Raw records.
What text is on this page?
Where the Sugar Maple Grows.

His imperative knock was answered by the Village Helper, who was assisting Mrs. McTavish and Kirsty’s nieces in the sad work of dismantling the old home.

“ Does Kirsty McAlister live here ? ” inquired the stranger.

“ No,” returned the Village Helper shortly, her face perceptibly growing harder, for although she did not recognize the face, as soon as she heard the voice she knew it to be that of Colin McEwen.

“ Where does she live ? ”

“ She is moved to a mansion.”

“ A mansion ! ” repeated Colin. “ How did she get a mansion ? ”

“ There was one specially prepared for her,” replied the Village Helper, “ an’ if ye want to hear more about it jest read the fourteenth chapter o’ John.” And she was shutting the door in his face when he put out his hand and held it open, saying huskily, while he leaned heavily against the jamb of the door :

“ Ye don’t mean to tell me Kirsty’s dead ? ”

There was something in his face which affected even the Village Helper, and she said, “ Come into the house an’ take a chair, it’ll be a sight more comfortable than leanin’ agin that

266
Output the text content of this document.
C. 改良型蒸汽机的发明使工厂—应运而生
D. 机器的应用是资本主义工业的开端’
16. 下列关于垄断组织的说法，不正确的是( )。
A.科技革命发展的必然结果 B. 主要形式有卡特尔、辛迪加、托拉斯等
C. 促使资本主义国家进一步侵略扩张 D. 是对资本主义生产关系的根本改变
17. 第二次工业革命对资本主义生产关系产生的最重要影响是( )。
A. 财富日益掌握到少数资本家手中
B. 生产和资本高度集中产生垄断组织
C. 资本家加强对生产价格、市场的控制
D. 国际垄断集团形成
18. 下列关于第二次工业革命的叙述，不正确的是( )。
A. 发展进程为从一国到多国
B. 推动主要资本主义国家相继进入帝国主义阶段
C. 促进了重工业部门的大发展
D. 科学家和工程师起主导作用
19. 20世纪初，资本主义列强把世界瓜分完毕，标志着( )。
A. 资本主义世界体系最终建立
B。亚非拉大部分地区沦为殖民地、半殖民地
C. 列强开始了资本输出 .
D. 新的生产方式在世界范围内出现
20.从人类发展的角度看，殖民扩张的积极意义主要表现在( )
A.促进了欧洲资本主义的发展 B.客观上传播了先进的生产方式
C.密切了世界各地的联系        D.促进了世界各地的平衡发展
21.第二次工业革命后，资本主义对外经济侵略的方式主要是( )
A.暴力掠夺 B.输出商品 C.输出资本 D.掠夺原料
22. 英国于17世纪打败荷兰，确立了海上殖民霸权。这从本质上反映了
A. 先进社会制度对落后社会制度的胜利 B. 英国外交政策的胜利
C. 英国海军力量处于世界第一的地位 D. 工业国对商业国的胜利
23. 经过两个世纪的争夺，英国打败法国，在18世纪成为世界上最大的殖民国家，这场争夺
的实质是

Exercise directions. Reply with nothing but the number of lines that contain the word "不正确的是".

Task answer. 2